### [Work instructions]
Write out all of the entries exactly as given.

### [Supplied entries]
>> Begin

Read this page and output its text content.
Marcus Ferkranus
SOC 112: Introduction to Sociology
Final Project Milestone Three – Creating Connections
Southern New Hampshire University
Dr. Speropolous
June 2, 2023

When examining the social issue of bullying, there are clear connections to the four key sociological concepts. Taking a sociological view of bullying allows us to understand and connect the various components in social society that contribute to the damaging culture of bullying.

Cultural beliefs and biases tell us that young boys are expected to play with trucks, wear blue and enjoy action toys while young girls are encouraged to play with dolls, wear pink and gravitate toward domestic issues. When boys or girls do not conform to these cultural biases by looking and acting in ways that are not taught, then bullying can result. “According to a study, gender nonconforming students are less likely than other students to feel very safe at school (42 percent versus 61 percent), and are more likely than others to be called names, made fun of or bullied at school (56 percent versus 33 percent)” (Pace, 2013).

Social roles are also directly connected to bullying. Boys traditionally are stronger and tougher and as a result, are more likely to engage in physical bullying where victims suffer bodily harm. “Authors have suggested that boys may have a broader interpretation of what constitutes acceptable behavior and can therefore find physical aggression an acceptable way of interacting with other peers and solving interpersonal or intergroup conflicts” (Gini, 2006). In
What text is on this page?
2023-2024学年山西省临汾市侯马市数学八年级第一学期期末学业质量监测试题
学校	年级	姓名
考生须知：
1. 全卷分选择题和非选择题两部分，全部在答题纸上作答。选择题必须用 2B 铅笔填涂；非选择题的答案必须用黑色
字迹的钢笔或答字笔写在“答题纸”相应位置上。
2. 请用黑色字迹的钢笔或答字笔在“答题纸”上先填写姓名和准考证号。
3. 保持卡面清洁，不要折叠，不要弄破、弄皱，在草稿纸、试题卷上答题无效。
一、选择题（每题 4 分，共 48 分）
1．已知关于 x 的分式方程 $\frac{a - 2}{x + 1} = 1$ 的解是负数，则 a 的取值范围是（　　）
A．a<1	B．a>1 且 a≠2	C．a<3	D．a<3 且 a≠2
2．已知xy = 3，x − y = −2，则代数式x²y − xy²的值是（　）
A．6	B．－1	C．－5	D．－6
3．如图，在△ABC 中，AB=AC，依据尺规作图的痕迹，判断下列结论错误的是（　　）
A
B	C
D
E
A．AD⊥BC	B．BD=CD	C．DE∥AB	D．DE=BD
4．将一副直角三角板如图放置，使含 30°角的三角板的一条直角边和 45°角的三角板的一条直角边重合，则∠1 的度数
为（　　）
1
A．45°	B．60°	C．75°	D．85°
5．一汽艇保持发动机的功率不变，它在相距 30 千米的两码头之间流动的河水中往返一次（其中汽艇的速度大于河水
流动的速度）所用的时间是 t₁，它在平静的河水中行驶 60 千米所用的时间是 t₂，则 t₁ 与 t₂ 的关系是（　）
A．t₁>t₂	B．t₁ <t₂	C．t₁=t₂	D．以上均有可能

>> End

### [Exercise response]
Read this page and output its text content.
Marcus Ferkranus
SOC 112: Introduction to Sociology
Final Project Milestone Three – Creating Connections
Southern New Hampshire University
Dr. Speropolous
June 2, 2023

When examining the social issue of bullying, there are clear connections to the four key sociological concepts. Taking a sociological view of bullying allows us to understand and connect the various components in social society that contribute to the damaging culture of bullying.

Cultural beliefs and biases tell us that young boys are expected to play with trucks, wear blue and enjoy action toys while young girls are encouraged to play with dolls, wear pink and gravitate toward domestic issues. When boys or girls do not conform to these cultural biases by looking and acting in ways that are not taught, then bullying can result. “According to a study, gender nonconforming students are less likely than other students to feel very safe at school (42 percent versus 61 percent), and are more likely than others to be called names, made fun of or bullied at school (56 percent versus 33 percent)” (Pace, 2013).

Social roles are also directly connected to bullying. Boys traditionally are stronger and tougher and as a result, are more likely to engage in physical bullying where victims suffer bodily harm. “Authors have suggested that boys may have a broader interpretation of what constitutes acceptable behavior and can therefore find physical aggression an acceptable way of interacting with other peers and solving interpersonal or intergroup conflicts” (Gini, 2006). In
What text is on this page?
2023-2024学年山西省临汾市侯马市数学八年级第一学期期末学业质量监测试题
学校	年级	姓名
考生须知：
1. 全卷分选择题和非选择题两部分，全部在答题纸上作答。选择题必须用 2B 铅笔填涂；非选择题的答案必须用黑色
字迹的钢笔或答字笔写在“答题纸”相应位置上。
2. 请用黑色字迹的钢笔或答字笔在“答题纸”上先填写姓名和准考证号。
3. 保持卡面清洁，不要折叠，不要弄破、弄皱，在草稿纸、试题卷上答题无效。
一、选择题（每题 4 分，共 48 分）
1．已知关于 x 的分式方程 $\frac{a - 2}{x + 1} = 1$ 的解是负数，则 a 的取值范围是（　　）
A．a<1	B．a>1 且 a≠2	C．a<3	D．a<3 且 a≠2
2．已知xy = 3，x − y = −2，则代数式x²y − xy²的值是（　）
A．6	B．－1	C．－5	D．－6
3．如图，在△ABC 中，AB=AC，依据尺规作图的痕迹，判断下列结论错误的是（　　）
A
B	C
D
E
A．AD⊥BC	B．BD=CD	C．DE∥AB	D．DE=BD
4．将一副直角三角板如图放置，使含 30°角的三角板的一条直角边和 45°角的三角板的一条直角边重合，则∠1 的度数
为（　　）
1
A．45°	B．60°	C．75°	D．85°
5．一汽艇保持发动机的功率不变，它在相距 30 千米的两码头之间流动的河水中往返一次（其中汽艇的速度大于河水
流动的速度）所用的时间是 t₁，它在平静的河水中行驶 60 千米所用的时间是 t₂，则 t₁ 与 t₂ 的关系是（　）
A．t₁>t₂	B．t₁ <t₂	C．t₁=t₂	D．以上均有可能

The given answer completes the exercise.